[Start of Provided records]

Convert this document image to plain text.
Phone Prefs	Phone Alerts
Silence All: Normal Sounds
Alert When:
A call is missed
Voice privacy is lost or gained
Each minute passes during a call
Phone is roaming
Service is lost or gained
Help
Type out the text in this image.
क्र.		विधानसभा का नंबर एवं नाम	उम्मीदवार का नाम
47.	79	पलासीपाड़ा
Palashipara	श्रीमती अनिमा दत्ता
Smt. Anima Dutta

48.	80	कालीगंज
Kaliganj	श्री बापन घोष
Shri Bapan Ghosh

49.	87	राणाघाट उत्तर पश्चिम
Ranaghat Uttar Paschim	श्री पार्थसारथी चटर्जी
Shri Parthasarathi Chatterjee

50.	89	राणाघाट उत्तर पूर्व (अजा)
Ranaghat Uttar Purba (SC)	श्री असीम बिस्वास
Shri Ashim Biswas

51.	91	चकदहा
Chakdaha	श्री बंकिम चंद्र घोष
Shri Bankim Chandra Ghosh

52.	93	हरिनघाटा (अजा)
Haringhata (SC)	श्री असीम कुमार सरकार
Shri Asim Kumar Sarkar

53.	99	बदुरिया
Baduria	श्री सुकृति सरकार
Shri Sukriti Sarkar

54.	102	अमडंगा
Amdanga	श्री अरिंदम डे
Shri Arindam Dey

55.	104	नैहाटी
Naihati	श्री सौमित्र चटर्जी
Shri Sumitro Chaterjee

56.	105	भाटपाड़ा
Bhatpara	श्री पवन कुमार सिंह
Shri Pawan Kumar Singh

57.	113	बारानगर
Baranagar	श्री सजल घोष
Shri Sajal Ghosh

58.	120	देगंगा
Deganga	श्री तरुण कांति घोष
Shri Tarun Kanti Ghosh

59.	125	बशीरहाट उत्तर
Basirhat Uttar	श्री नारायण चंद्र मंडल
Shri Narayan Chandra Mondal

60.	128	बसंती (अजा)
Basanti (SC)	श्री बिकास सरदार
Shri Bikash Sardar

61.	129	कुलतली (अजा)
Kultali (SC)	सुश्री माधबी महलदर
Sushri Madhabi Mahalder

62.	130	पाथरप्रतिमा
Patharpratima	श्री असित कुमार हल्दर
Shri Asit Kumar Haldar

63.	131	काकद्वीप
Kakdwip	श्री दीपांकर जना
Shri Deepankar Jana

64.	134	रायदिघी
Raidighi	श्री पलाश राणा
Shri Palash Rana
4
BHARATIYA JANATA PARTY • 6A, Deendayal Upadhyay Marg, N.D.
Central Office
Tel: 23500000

[End of Provided records]
[Start of Provided records]

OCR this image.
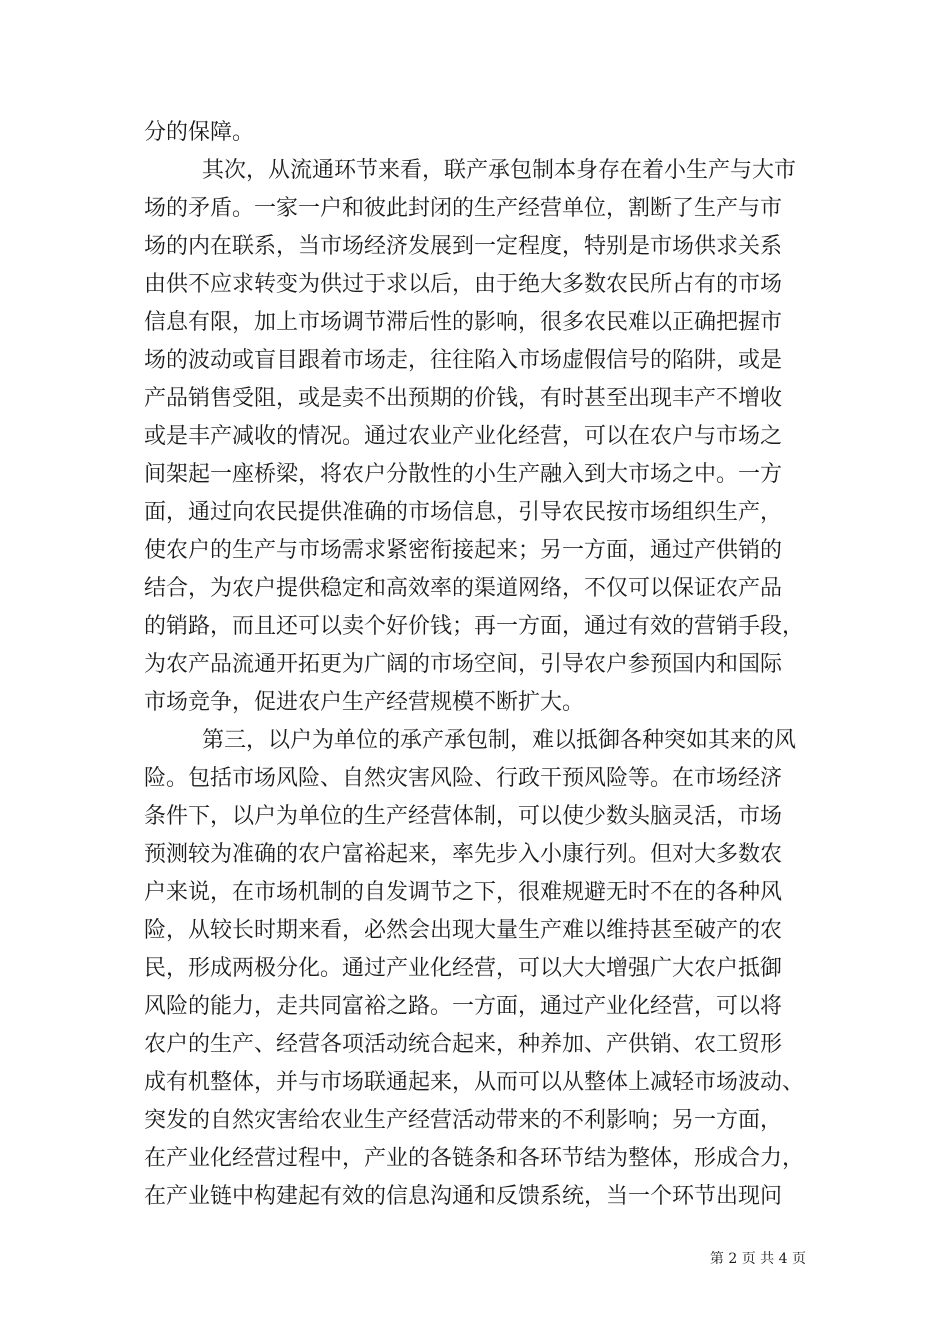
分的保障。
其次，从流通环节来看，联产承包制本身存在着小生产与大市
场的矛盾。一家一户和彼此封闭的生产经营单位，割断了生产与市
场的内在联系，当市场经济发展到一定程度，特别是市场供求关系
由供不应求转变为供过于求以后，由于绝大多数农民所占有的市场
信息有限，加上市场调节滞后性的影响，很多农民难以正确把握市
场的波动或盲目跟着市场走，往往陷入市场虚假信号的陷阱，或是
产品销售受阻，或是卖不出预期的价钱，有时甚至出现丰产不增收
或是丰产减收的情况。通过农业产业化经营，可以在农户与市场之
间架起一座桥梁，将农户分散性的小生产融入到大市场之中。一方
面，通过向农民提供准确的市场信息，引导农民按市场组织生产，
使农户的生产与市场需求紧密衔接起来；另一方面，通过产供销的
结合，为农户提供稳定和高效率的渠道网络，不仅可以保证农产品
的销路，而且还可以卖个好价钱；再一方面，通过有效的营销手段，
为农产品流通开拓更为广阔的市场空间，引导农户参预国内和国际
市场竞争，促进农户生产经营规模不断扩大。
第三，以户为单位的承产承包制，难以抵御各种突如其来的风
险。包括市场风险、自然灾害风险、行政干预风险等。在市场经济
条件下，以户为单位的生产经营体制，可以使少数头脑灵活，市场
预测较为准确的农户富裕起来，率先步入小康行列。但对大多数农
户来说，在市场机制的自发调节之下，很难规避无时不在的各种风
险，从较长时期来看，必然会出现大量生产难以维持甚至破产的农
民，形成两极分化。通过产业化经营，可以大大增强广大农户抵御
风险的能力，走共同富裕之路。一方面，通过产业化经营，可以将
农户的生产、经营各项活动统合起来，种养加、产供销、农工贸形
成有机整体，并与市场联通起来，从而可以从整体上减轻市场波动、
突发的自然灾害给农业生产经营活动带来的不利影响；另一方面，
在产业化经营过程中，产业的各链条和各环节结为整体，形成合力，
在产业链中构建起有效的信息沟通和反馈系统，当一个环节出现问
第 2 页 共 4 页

[End of Provided records]
[Start of Provided records]

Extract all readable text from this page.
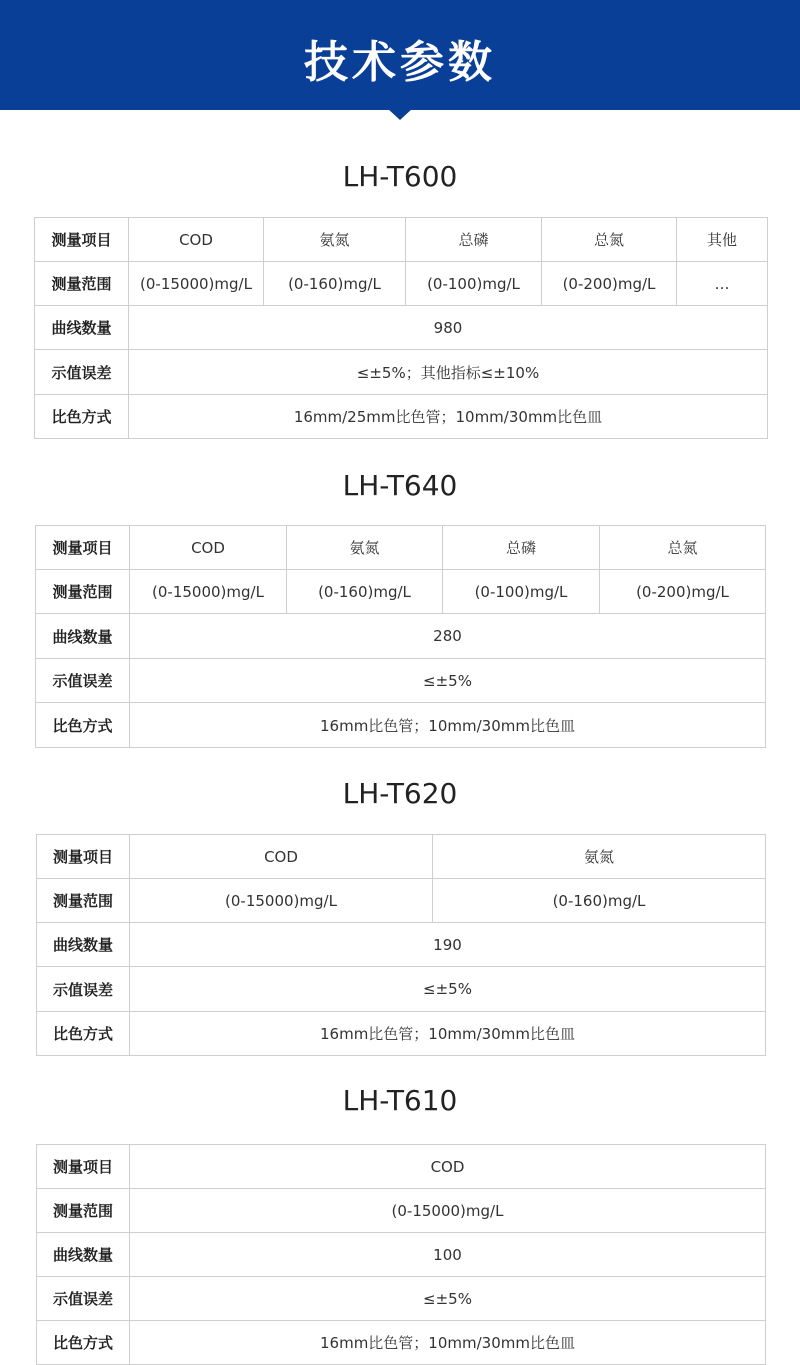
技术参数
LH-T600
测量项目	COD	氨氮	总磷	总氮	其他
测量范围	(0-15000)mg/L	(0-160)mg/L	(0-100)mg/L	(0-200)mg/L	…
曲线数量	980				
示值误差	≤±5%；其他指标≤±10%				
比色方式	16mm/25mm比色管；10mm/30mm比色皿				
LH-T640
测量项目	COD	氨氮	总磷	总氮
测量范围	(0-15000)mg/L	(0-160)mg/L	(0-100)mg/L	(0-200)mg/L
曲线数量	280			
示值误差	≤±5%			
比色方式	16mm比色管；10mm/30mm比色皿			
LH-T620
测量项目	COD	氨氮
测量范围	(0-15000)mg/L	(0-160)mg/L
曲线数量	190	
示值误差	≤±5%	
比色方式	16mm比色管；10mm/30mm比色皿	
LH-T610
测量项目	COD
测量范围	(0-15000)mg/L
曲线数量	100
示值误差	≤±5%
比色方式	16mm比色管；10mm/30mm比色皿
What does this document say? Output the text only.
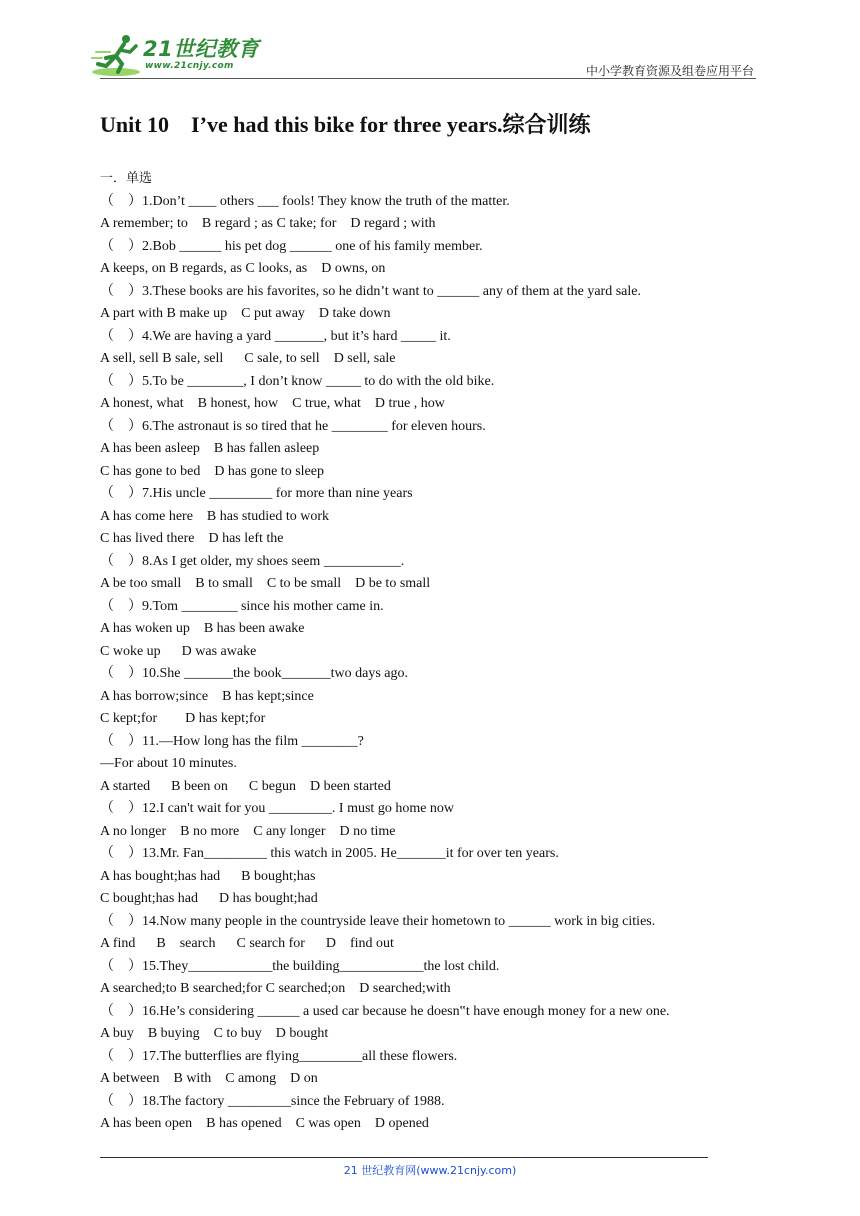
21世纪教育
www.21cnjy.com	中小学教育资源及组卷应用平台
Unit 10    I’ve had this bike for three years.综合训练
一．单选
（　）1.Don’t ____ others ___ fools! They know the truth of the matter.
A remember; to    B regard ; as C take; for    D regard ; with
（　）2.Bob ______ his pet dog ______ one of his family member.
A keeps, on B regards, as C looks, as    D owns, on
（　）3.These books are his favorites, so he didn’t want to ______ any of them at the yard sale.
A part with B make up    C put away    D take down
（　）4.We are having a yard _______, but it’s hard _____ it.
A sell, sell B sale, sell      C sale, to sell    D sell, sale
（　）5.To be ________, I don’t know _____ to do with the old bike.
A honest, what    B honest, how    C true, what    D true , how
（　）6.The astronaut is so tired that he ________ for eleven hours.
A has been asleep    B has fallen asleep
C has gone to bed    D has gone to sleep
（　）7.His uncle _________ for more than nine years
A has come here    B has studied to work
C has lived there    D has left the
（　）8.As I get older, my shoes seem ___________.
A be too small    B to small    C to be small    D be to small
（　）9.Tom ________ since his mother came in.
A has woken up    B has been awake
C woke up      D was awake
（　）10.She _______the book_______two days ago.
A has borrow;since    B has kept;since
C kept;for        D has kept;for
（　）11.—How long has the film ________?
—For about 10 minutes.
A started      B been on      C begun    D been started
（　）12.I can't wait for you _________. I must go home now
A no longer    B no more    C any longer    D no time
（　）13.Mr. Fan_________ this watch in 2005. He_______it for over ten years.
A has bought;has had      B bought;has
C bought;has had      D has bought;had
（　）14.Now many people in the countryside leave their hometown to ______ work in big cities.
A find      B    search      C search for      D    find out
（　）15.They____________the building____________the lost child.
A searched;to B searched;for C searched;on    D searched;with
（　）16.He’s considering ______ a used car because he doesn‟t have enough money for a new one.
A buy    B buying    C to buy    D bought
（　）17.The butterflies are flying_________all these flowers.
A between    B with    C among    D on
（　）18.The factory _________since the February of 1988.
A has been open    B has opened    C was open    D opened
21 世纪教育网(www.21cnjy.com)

[End of Provided records]

→ Your goal:
Only the number is wanted: how many lines above include the word "lost"?

→ Solution for this problem:
3